Listed entries:
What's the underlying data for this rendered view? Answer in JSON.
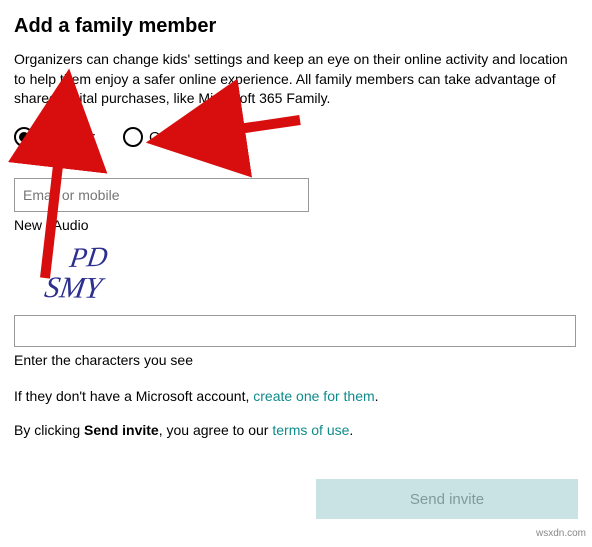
{
  "heading": "Add a family member",
  "description": "Organizers can change kids' settings and keep an eye on their online activity and location to help them enjoy a safer online experience. All family members can take advantage of shared digital purchases, like Microsoft 365 Family.",
  "role_options": {
    "member": {
      "label": "Member",
      "selected": true
    },
    "organizer": {
      "label": "Organizer",
      "selected": false
    }
  },
  "email_input": {
    "placeholder": "Email or mobile",
    "value": ""
  },
  "captcha": {
    "new_label": "New",
    "audio_label": "Audio",
    "image_text": "PD SMY",
    "hint": "Enter the characters you see",
    "input_value": ""
  },
  "no_account_line": {
    "prefix": "If they don't have a Microsoft account, ",
    "link": "create one for them",
    "suffix": "."
  },
  "terms_line": {
    "prefix": "By clicking ",
    "bold": "Send invite",
    "mid": ", you agree to our ",
    "link": "terms of use",
    "suffix": "."
  },
  "send_button_label": "Send invite",
  "watermark": "wsxdn.com",
  "colors": {
    "link": "#0f8b8b",
    "button_bg": "#c9e3e4",
    "button_fg": "#7e9b9c",
    "arrow": "#d80e0e",
    "captcha_ink": "#2c2f8f"
  }
}
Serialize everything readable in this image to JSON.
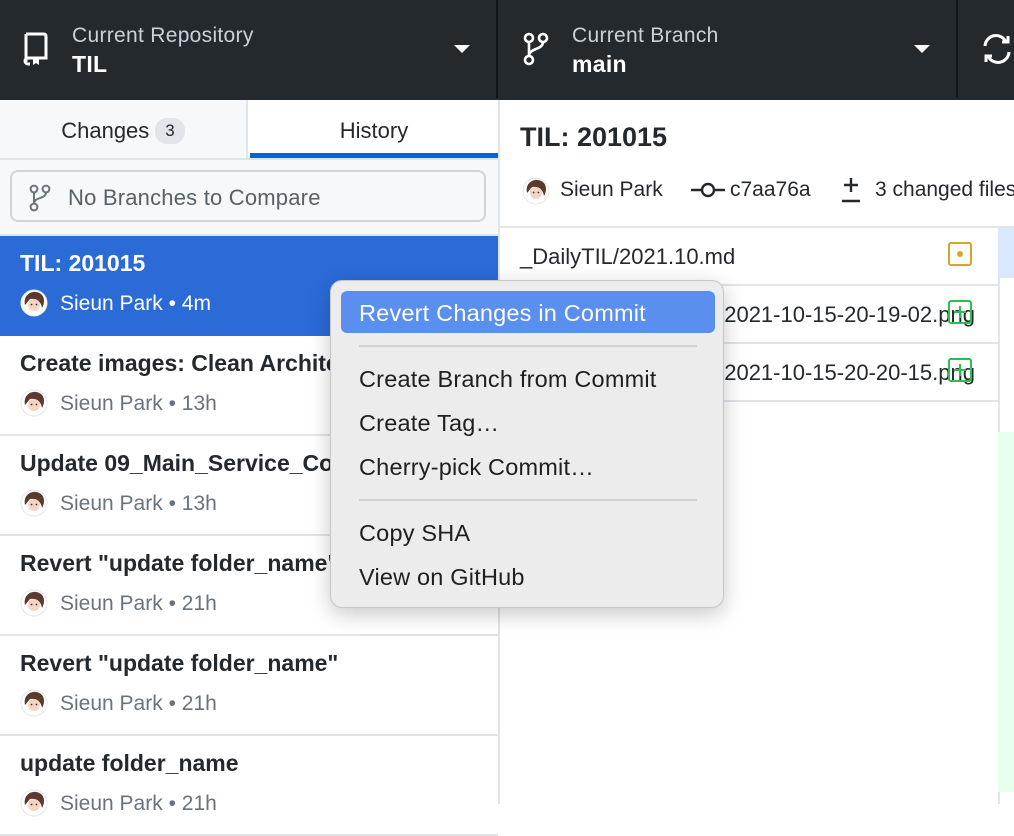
{
  "toolbar": {
    "repo_label": "Current Repository",
    "repo_value": "TIL",
    "branch_label": "Current Branch",
    "branch_value": "main",
    "repo_icon": "repo-icon",
    "branch_icon": "git-branch-icon",
    "fetch_icon": "sync-icon"
  },
  "sidebar": {
    "tabs": [
      {
        "label": "Changes",
        "badge": "3"
      },
      {
        "label": "History"
      }
    ],
    "compare_placeholder": "No Branches to Compare",
    "commits": [
      {
        "title": "TIL: 201015",
        "author": "Sieun Park",
        "time": "4m"
      },
      {
        "title": "Create images: Clean Architecture",
        "author": "Sieun Park",
        "time": "13h"
      },
      {
        "title": "Update 09_Main_Service_Component",
        "author": "Sieun Park",
        "time": "13h"
      },
      {
        "title": "Revert \"update folder_name\"",
        "author": "Sieun Park",
        "time": "21h"
      },
      {
        "title": "Revert \"update folder_name\"",
        "author": "Sieun Park",
        "time": "21h"
      },
      {
        "title": "update folder_name",
        "author": "Sieun Park",
        "time": "21h"
      }
    ],
    "separator": "•"
  },
  "detail": {
    "title": "TIL: 201015",
    "author": "Sieun Park",
    "sha": "c7aa76a",
    "changed": "3 changed files",
    "files": [
      {
        "name": "_DailyTIL/2021.10.md",
        "status": "modified"
      },
      {
        "name": "images/Screen Shot 2021-10-15-20-19-02.png",
        "status": "added"
      },
      {
        "name": "images/Screen Shot 2021-10-15-20-20-15.png",
        "status": "added"
      }
    ]
  },
  "context_menu": {
    "items": [
      "Revert Changes in Commit",
      "Create Branch from Commit",
      "Create Tag…",
      "Cherry-pick Commit…",
      "Copy SHA",
      "View on GitHub"
    ]
  },
  "colors": {
    "toolbar_bg": "#24292e",
    "selected_commit": "#2b6bd8",
    "menu_highlight": "#5a8ff0",
    "tab_underline": "#0366d6",
    "modified": "#d4a72c",
    "added": "#2cbe4e"
  }
}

Aim of the task: Wherever "icon" shows up in a line, copy that line.

Output below:
    "repo_icon": "repo-icon",
    "branch_icon": "git-branch-icon",
    "fetch_icon": "sync-icon"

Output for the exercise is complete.